§ **ROWS**:
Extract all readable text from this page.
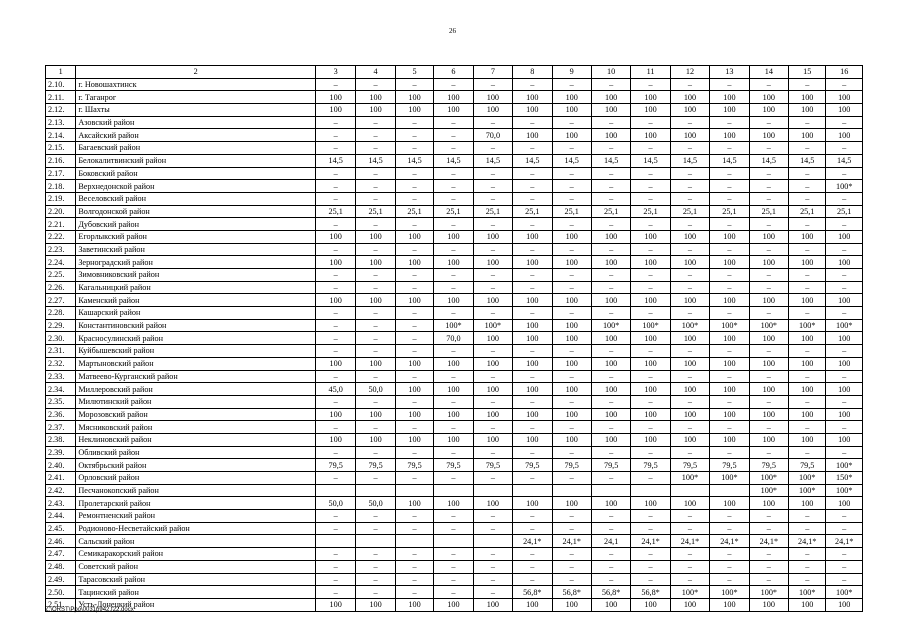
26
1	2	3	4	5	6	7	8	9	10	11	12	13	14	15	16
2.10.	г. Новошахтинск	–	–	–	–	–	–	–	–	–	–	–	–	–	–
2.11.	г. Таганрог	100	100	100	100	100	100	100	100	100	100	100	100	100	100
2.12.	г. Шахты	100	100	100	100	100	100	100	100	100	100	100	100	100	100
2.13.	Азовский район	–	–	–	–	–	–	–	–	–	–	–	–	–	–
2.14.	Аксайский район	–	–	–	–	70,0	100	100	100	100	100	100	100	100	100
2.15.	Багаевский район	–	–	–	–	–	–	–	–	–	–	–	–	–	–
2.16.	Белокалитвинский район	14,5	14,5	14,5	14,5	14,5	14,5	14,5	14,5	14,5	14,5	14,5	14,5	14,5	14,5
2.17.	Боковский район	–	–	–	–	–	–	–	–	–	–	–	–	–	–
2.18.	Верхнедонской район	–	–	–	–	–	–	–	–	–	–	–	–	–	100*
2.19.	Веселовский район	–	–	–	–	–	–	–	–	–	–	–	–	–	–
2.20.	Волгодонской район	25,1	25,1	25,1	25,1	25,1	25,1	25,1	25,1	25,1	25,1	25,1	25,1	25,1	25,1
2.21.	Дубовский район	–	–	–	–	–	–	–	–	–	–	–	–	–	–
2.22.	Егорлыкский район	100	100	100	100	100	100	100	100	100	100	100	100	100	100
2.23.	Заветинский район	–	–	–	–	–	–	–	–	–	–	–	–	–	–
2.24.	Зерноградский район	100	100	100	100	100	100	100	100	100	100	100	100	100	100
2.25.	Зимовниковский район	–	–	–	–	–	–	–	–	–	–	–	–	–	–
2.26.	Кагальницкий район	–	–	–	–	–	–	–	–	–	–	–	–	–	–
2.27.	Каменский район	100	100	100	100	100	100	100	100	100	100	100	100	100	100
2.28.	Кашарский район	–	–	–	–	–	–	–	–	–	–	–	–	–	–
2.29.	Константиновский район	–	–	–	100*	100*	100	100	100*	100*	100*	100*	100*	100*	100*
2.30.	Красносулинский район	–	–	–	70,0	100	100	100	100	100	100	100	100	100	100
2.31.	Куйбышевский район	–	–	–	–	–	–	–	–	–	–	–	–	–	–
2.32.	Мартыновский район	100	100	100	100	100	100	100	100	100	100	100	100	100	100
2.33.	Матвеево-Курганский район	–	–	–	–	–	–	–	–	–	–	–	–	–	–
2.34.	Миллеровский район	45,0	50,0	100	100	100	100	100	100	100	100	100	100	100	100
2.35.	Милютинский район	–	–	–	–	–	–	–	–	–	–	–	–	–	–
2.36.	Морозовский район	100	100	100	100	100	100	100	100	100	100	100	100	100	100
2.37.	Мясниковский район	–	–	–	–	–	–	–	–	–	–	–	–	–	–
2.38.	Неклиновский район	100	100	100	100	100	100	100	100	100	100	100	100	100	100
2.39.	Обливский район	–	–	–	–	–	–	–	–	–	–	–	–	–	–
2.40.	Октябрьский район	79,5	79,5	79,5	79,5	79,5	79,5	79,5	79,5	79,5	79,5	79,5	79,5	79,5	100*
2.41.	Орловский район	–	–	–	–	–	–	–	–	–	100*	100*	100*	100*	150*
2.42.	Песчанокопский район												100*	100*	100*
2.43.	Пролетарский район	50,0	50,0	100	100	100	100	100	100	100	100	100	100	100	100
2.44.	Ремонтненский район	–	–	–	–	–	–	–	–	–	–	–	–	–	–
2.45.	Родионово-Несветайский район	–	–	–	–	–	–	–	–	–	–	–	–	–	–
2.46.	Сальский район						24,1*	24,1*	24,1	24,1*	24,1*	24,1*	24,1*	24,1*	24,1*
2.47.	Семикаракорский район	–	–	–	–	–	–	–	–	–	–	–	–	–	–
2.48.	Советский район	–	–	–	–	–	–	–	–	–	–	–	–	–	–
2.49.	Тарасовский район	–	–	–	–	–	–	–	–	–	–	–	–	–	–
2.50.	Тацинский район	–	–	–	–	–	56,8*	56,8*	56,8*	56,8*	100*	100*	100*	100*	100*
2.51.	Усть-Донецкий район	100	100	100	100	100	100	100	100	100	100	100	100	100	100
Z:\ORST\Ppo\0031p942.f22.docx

==

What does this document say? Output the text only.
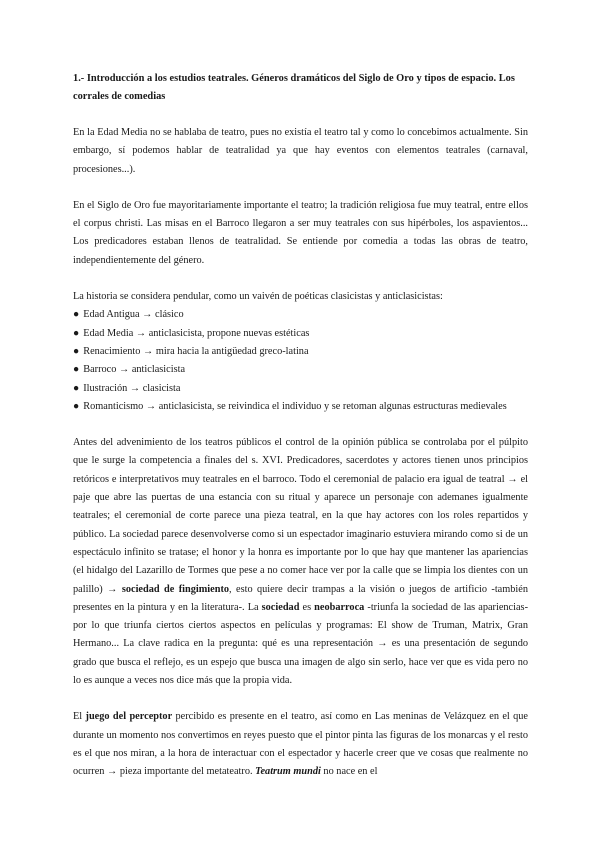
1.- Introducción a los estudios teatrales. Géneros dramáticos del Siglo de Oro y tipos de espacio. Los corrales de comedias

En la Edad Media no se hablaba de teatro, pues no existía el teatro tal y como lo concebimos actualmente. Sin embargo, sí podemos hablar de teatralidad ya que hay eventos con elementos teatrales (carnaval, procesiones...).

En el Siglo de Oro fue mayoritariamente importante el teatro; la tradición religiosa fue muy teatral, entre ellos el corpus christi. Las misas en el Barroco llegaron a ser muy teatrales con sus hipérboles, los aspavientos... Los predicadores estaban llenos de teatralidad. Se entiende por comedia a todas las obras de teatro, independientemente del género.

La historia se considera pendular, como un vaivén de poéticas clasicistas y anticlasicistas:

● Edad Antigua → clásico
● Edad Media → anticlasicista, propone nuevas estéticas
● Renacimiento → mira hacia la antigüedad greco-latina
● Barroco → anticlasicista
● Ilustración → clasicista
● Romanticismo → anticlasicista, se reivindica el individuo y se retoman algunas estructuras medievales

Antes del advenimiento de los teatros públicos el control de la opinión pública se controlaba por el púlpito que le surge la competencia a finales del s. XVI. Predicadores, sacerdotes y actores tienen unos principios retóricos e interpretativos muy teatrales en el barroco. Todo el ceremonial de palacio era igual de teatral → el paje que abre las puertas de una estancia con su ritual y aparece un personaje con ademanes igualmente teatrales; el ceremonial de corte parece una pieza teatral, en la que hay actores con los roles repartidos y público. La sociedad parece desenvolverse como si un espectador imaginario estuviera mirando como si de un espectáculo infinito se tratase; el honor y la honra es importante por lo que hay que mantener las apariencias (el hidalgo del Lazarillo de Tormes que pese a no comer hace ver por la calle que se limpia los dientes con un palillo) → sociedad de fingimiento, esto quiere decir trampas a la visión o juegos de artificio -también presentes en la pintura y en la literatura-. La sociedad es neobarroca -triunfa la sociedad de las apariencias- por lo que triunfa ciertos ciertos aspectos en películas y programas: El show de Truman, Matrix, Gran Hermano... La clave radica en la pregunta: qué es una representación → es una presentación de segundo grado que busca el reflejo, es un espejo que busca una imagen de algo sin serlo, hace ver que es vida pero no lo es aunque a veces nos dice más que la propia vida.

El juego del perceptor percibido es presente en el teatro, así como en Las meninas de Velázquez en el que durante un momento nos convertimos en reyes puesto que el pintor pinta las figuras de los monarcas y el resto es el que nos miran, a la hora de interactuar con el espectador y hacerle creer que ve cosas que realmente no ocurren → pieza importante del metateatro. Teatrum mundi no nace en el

---

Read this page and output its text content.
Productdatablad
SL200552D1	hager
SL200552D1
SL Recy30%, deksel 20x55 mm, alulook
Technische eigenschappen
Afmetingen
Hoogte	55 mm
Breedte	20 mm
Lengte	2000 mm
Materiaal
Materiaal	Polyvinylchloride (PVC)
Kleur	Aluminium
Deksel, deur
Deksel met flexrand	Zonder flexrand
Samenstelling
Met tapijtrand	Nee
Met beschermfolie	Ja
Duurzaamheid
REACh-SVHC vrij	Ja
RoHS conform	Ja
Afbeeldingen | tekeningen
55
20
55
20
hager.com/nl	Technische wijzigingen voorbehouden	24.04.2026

§ **THE REQUEST**:
Look above for lines with the word "Materiaal" and copy them all.

§ **ANSWER TO THIS EXERCISE**:
Materiaal
Materiaal	Polyvinylchloride (PVC)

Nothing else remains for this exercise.